======== Record extracts ========

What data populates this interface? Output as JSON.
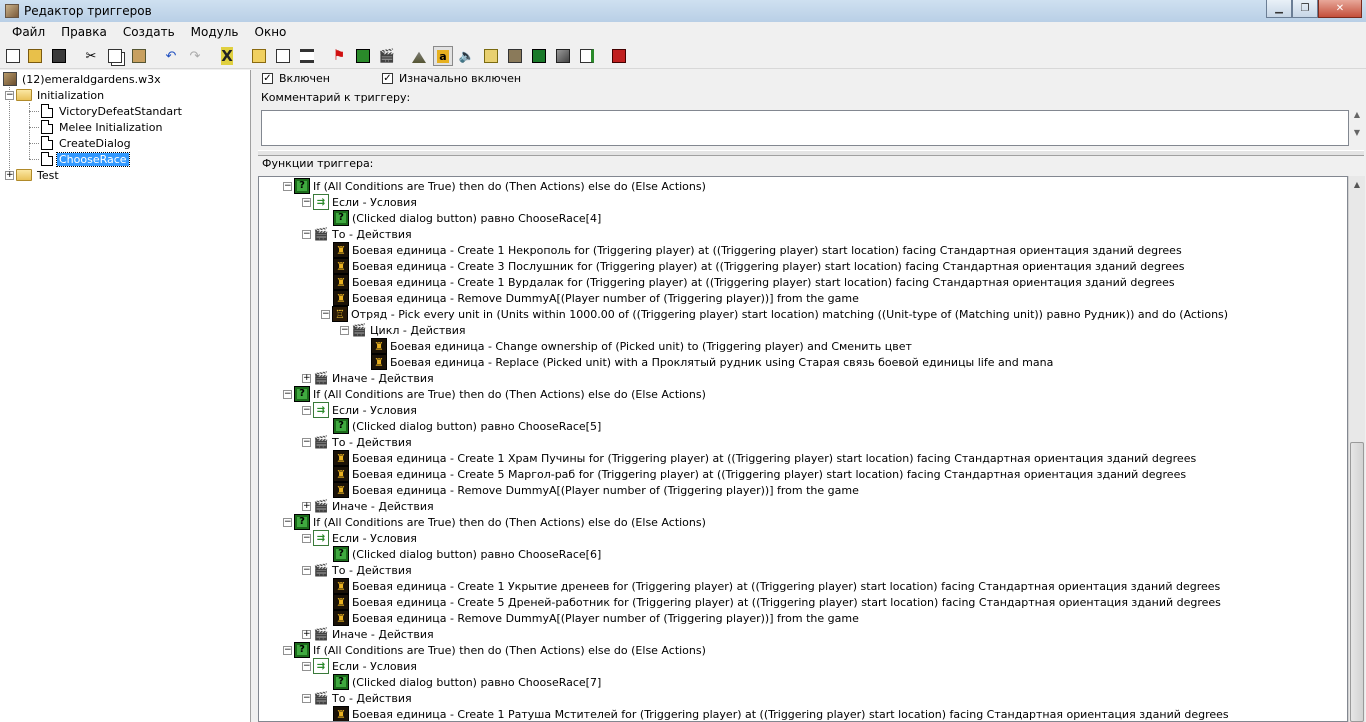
{
  "window": {
    "title": "Редактор триггеров"
  },
  "menu": [
    "Файл",
    "Правка",
    "Создать",
    "Модуль",
    "Окно"
  ],
  "tree": {
    "map": "(12)emeraldgardens.w3x",
    "folder1": "Initialization",
    "items": [
      "VictoryDefeatStandart",
      "Melee Initialization",
      "CreateDialog",
      "ChooseRace"
    ],
    "folder2": "Test"
  },
  "trigger": {
    "enabled_label": "Включен",
    "initially_enabled_label": "Изначально включен",
    "comment_label": "Комментарий к триггеру:",
    "comment_value": "",
    "functions_label": "Функции триггера:"
  },
  "rows": [
    {
      "t": "If (All Conditions are True) then do (Then Actions) else do (Else Actions)"
    },
    {
      "t": "Если - Условия"
    },
    {
      "t": "(Clicked dialog button) равно ChooseRace[4]"
    },
    {
      "t": "То - Действия"
    },
    {
      "t": "Боевая единица - Create 1 Некрополь for (Triggering player) at ((Triggering player) start location) facing Стандартная ориентация зданий degrees"
    },
    {
      "t": "Боевая единица - Create 3 Послушник for (Triggering player) at ((Triggering player) start location) facing Стандартная ориентация зданий degrees"
    },
    {
      "t": "Боевая единица - Create 1 Вурдалак for (Triggering player) at ((Triggering player) start location) facing Стандартная ориентация зданий degrees"
    },
    {
      "t": "Боевая единица - Remove DummyA[(Player number of (Triggering player))] from the game"
    },
    {
      "t": "Отряд - Pick every unit in (Units within 1000.00 of ((Triggering player) start location) matching ((Unit-type of (Matching unit)) равно Рудник)) and do (Actions)"
    },
    {
      "t": "Цикл - Действия"
    },
    {
      "t": "Боевая единица - Change ownership of (Picked unit) to (Triggering player) and Сменить цвет"
    },
    {
      "t": "Боевая единица - Replace (Picked unit) with a Проклятый рудник using Старая связь боевой единицы life and mana"
    },
    {
      "t": "Иначе - Действия"
    },
    {
      "t": "If (All Conditions are True) then do (Then Actions) else do (Else Actions)"
    },
    {
      "t": "Если - Условия"
    },
    {
      "t": "(Clicked dialog button) равно ChooseRace[5]"
    },
    {
      "t": "То - Действия"
    },
    {
      "t": "Боевая единица - Create 1 Храм Пучины for (Triggering player) at ((Triggering player) start location) facing Стандартная ориентация зданий degrees"
    },
    {
      "t": "Боевая единица - Create 5 Маргол-раб for (Triggering player) at ((Triggering player) start location) facing Стандартная ориентация зданий degrees"
    },
    {
      "t": "Боевая единица - Remove DummyA[(Player number of (Triggering player))] from the game"
    },
    {
      "t": "Иначе - Действия"
    },
    {
      "t": "If (All Conditions are True) then do (Then Actions) else do (Else Actions)"
    },
    {
      "t": "Если - Условия"
    },
    {
      "t": "(Clicked dialog button) равно ChooseRace[6]"
    },
    {
      "t": "То - Действия"
    },
    {
      "t": "Боевая единица - Create 1 Укрытие дренеев for (Triggering player) at ((Triggering player) start location) facing Стандартная ориентация зданий degrees"
    },
    {
      "t": "Боевая единица - Create 5 Дреней-работник for (Triggering player) at ((Triggering player) start location) facing Стандартная ориентация зданий degrees"
    },
    {
      "t": "Боевая единица - Remove DummyA[(Player number of (Triggering player))] from the game"
    },
    {
      "t": "Иначе - Действия"
    },
    {
      "t": "If (All Conditions are True) then do (Then Actions) else do (Else Actions)"
    },
    {
      "t": "Если - Условия"
    },
    {
      "t": "(Clicked dialog button) равно ChooseRace[7]"
    },
    {
      "t": "То - Действия"
    },
    {
      "t": "Боевая единица - Create 1 Ратуша Мстителей for (Triggering player) at ((Triggering player) start location) facing Стандартная ориентация зданий degrees"
    }
  ]
}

========

:: Written exercise ::
Exclude every picture and copy the remaining data exactly.

:: Final answer ::
What data populates this interface? Output as JSON.
{
  "window": {
    "title": "Редактор триггеров"
  },
  "menu": [
    "Файл",
    "Правка",
    "Создать",
    "Модуль",
    "Окно"
  ],
  "tree": {
    "map": "(12)emeraldgardens.w3x",
    "folder1": "Initialization",
    "items": [
      "VictoryDefeatStandart",
      "Melee Initialization",
      "CreateDialog",
      "ChooseRace"
    ],
    "folder2": "Test"
  },
  "trigger": {
    "enabled_label": "Включен",
    "initially_enabled_label": "Изначально включен",
    "comment_label": "Комментарий к триггеру:",
    "comment_value": "",
    "functions_label": "Функции триггера:"
  },
  "rows": [
    {
      "t": "If (All Conditions are True) then do (Then Actions) else do (Else Actions)"
    },
    {
      "t": "Если - Условия"
    },
    {
      "t": "(Clicked dialog button) равно ChooseRace[4]"
    },
    {
      "t": "То - Действия"
    },
    {
      "t": "Боевая единица - Create 1 Некрополь for (Triggering player) at ((Triggering player) start location) facing Стандартная ориентация зданий degrees"
    },
    {
      "t": "Боевая единица - Create 3 Послушник for (Triggering player) at ((Triggering player) start location) facing Стандартная ориентация зданий degrees"
    },
    {
      "t": "Боевая единица - Create 1 Вурдалак for (Triggering player) at ((Triggering player) start location) facing Стандартная ориентация зданий degrees"
    },
    {
      "t": "Боевая единица - Remove DummyA[(Player number of (Triggering player))] from the game"
    },
    {
      "t": "Отряд - Pick every unit in (Units within 1000.00 of ((Triggering player) start location) matching ((Unit-type of (Matching unit)) равно Рудник)) and do (Actions)"
    },
    {
      "t": "Цикл - Действия"
    },
    {
      "t": "Боевая единица - Change ownership of (Picked unit) to (Triggering player) and Сменить цвет"
    },
    {
      "t": "Боевая единица - Replace (Picked unit) with a Проклятый рудник using Старая связь боевой единицы life and mana"
    },
    {
      "t": "Иначе - Действия"
    },
    {
      "t": "If (All Conditions are True) then do (Then Actions) else do (Else Actions)"
    },
    {
      "t": "Если - Условия"
    },
    {
      "t": "(Clicked dialog button) равно ChooseRace[5]"
    },
    {
      "t": "То - Действия"
    },
    {
      "t": "Боевая единица - Create 1 Храм Пучины for (Triggering player) at ((Triggering player) start location) facing Стандартная ориентация зданий degrees"
    },
    {
      "t": "Боевая единица - Create 5 Маргол-раб for (Triggering player) at ((Triggering player) start location) facing Стандартная ориентация зданий degrees"
    },
    {
      "t": "Боевая единица - Remove DummyA[(Player number of (Triggering player))] from the game"
    },
    {
      "t": "Иначе - Действия"
    },
    {
      "t": "If (All Conditions are True) then do (Then Actions) else do (Else Actions)"
    },
    {
      "t": "Если - Условия"
    },
    {
      "t": "(Clicked dialog button) равно ChooseRace[6]"
    },
    {
      "t": "То - Действия"
    },
    {
      "t": "Боевая единица - Create 1 Укрытие дренеев for (Triggering player) at ((Triggering player) start location) facing Стандартная ориентация зданий degrees"
    },
    {
      "t": "Боевая единица - Create 5 Дреней-работник for (Triggering player) at ((Triggering player) start location) facing Стандартная ориентация зданий degrees"
    },
    {
      "t": "Боевая единица - Remove DummyA[(Player number of (Triggering player))] from the game"
    },
    {
      "t": "Иначе - Действия"
    },
    {
      "t": "If (All Conditions are True) then do (Then Actions) else do (Else Actions)"
    },
    {
      "t": "Если - Условия"
    },
    {
      "t": "(Clicked dialog button) равно ChooseRace[7]"
    },
    {
      "t": "То - Действия"
    },
    {
      "t": "Боевая единица - Create 1 Ратуша Мстителей for (Triggering player) at ((Triggering player) start location) facing Стандартная ориентация зданий degrees"
    }
  ]
}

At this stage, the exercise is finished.